(PROMPT) Reproduce the listing word for word, leaving every picture behind.

(RAW RECORDS)
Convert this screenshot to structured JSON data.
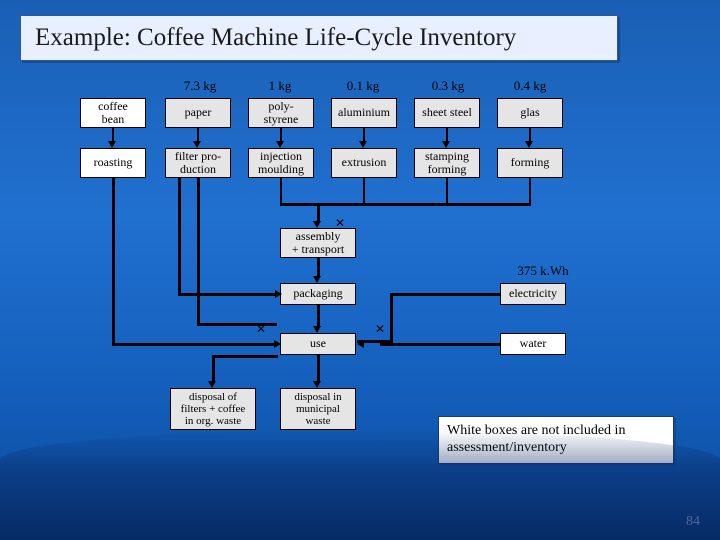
{
  "title": "Example: Coffee Machine Life-Cycle Inventory",
  "masses": {
    "paper": "7.3 kg",
    "polystyrene": "1 kg",
    "aluminium": "0.1 kg",
    "sheet_steel": "0.3 kg",
    "glas": "0.4 kg",
    "electricity": "375 k.Wh"
  },
  "boxes": {
    "coffee_bean": "coffee\nbean",
    "paper": "paper",
    "polystyrene": "poly-\nstyrene",
    "aluminium": "aluminium",
    "sheet_steel": "sheet steel",
    "glas": "glas",
    "roasting": "roasting",
    "filter_prod": "filter pro-\nduction",
    "injection": "injection\nmoulding",
    "extrusion": "extrusion",
    "stamping": "stamping\nforming",
    "forming": "forming",
    "assembly": "assembly\n+ transport",
    "packaging": "packaging",
    "electricity": "electricity",
    "use": "use",
    "water": "water",
    "disposal_org": "disposal of\nfilters + coffee\nin org. waste",
    "disposal_mun": "disposal in\nmunicipal\nwaste"
  },
  "note": "White boxes are not included in assessment/inventory",
  "page": "84"
}
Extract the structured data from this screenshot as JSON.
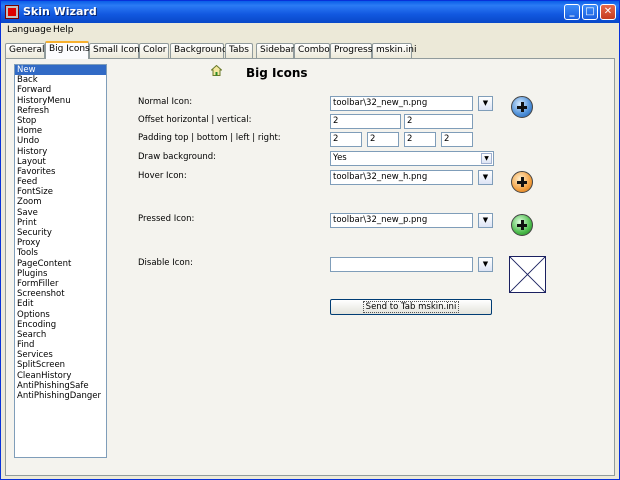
{
  "window": {
    "title": "Skin Wizard"
  },
  "menu": [
    "Language",
    "Help"
  ],
  "tabs": [
    "General",
    "Big Icons",
    "Small Icons",
    "Color",
    "Background",
    "Tabs",
    "Sidebar",
    "Combo",
    "Progress",
    "mskin.ini"
  ],
  "active_tab": "Big Icons",
  "list_items": [
    "New",
    "Back",
    "Forward",
    "HistoryMenu",
    "Refresh",
    "Stop",
    "Home",
    "Undo",
    "History",
    "Layout",
    "Favorites",
    "Feed",
    "FontSize",
    "Zoom",
    "Save",
    "Print",
    "Security",
    "Proxy",
    "Tools",
    "PageContent",
    "Plugins",
    "FormFiller",
    "Screenshot",
    "Edit",
    "Options",
    "Encoding",
    "Search",
    "Find",
    "Services",
    "SplitScreen",
    "CleanHistory",
    "AntiPhishingSafe",
    "AntiPhishingDanger"
  ],
  "selected_item": "New",
  "heading": "Big Icons",
  "labels": {
    "normal_icon": "Normal Icon:",
    "offset": "Offset horizontal | vertical:",
    "padding": "Padding top | bottom | left | right:",
    "draw_background": "Draw background:",
    "hover_icon": "Hover Icon:",
    "pressed_icon": "Pressed Icon:",
    "disable_icon": "Disable Icon:"
  },
  "values": {
    "normal_icon": "toolbar\\32_new_n.png",
    "offset_h": "2",
    "offset_v": "2",
    "padding_top": "2",
    "padding_bottom": "2",
    "padding_left": "2",
    "padding_right": "2",
    "draw_background": "Yes",
    "hover_icon": "toolbar\\32_new_h.png",
    "pressed_icon": "toolbar\\32_new_p.png",
    "disable_icon": ""
  },
  "send_button": "Send to Tab mskin.ini",
  "icons": {
    "normal": "blue-plus-orb-icon",
    "hover": "orange-plus-orb-icon",
    "pressed": "green-plus-orb-icon",
    "disabled": "empty-image-placeholder-icon"
  },
  "colors": {
    "selection": "#316ac5",
    "titlebar": "#0a5ee8",
    "active_tab_accent": "#f7b02f"
  }
}
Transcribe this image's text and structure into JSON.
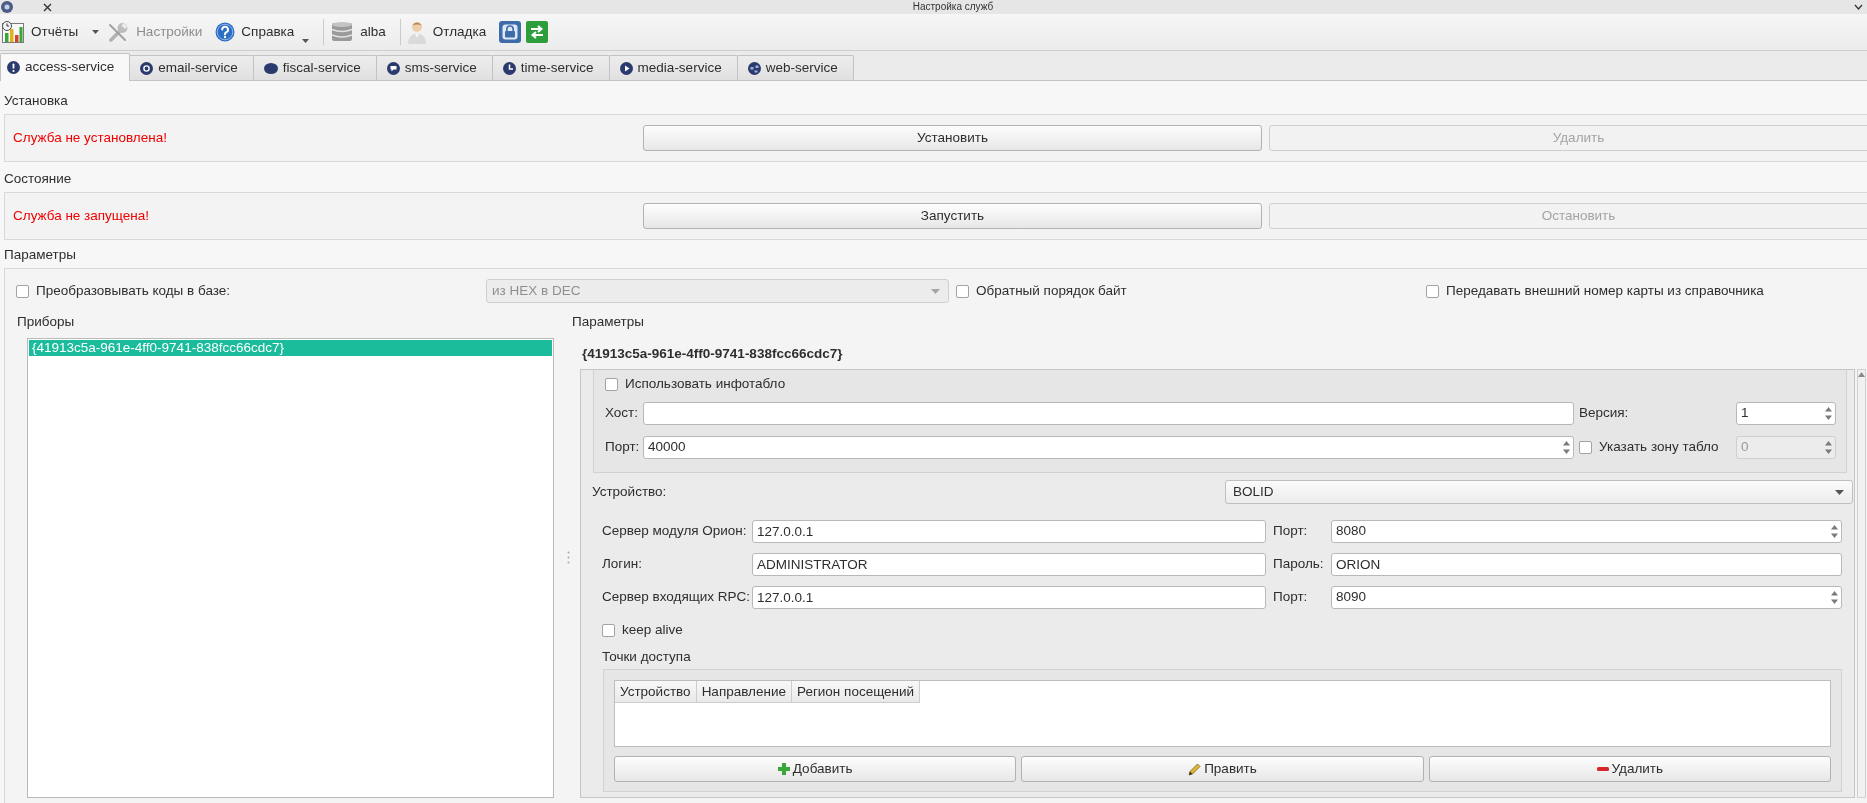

(ANSWER TO THIS TASK)
Convert this screenshot to structured JSON data.
{
  "title": "Example: Coffee Machine Life-Cycle Inventory",
  "masses": {
    "paper": "7.3 kg",
    "polystyrene": "1 kg",
    "aluminium": "0.1 kg",
    "sheet_steel": "0.3 kg",
    "glas": "0.4 kg",
    "electricity": "375 k.Wh"
  },
  "boxes": {
    "coffee_bean": "coffee\nbean",
    "paper": "paper",
    "polystyrene": "poly-\nstyrene",
    "aluminium": "aluminium",
    "sheet_steel": "sheet steel",
    "glas": "glas",
    "roasting": "roasting",
    "filter_prod": "filter pro-\nduction",
    "injection": "injection\nmoulding",
    "extrusion": "extrusion",
    "stamping": "stamping\nforming",
    "forming": "forming",
    "assembly": "assembly\n+ transport",
    "packaging": "packaging",
    "electricity": "electricity",
    "use": "use",
    "water": "water",
    "disposal_org": "disposal of\nfilters + coffee\nin org. waste",
    "disposal_mun": "disposal in\nmunicipal\nwaste"
  },
  "note": "White boxes are not included in assessment/inventory",
  "page": "84"
}
Extract the structured data from this screenshot as JSON.
{
  "window": {
    "title": "Skin Wizard"
  },
  "menu": [
    "Language",
    "Help"
  ],
  "tabs": [
    "General",
    "Big Icons",
    "Small Icons",
    "Color",
    "Background",
    "Tabs",
    "Sidebar",
    "Combo",
    "Progress",
    "mskin.ini"
  ],
  "active_tab": "Big Icons",
  "list_items": [
    "New",
    "Back",
    "Forward",
    "HistoryMenu",
    "Refresh",
    "Stop",
    "Home",
    "Undo",
    "History",
    "Layout",
    "Favorites",
    "Feed",
    "FontSize",
    "Zoom",
    "Save",
    "Print",
    "Security",
    "Proxy",
    "Tools",
    "PageContent",
    "Plugins",
    "FormFiller",
    "Screenshot",
    "Edit",
    "Options",
    "Encoding",
    "Search",
    "Find",
    "Services",
    "SplitScreen",
    "CleanHistory",
    "AntiPhishingSafe",
    "AntiPhishingDanger"
  ],
  "selected_item": "New",
  "heading": "Big Icons",
  "labels": {
    "normal_icon": "Normal Icon:",
    "offset": "Offset horizontal | vertical:",
    "padding": "Padding top | bottom | left | right:",
    "draw_background": "Draw background:",
    "hover_icon": "Hover Icon:",
    "pressed_icon": "Pressed Icon:",
    "disable_icon": "Disable Icon:"
  },
  "values": {
    "normal_icon": "toolbar\\32_new_n.png",
    "offset_h": "2",
    "offset_v": "2",
    "padding_top": "2",
    "padding_bottom": "2",
    "padding_left": "2",
    "padding_right": "2",
    "draw_background": "Yes",
    "hover_icon": "toolbar\\32_new_h.png",
    "pressed_icon": "toolbar\\32_new_p.png",
    "disable_icon": ""
  },
  "send_button": "Send to Tab mskin.ini",
  "icons": {
    "normal": "blue-plus-orb-icon",
    "hover": "orange-plus-orb-icon",
    "pressed": "green-plus-orb-icon",
    "disabled": "empty-image-placeholder-icon"
  },
  "colors": {
    "selection": "#316ac5",
    "titlebar": "#0a5ee8",
    "active_tab_accent": "#f7b02f"
  }
}
Transcribe this image's text and structure into JSON.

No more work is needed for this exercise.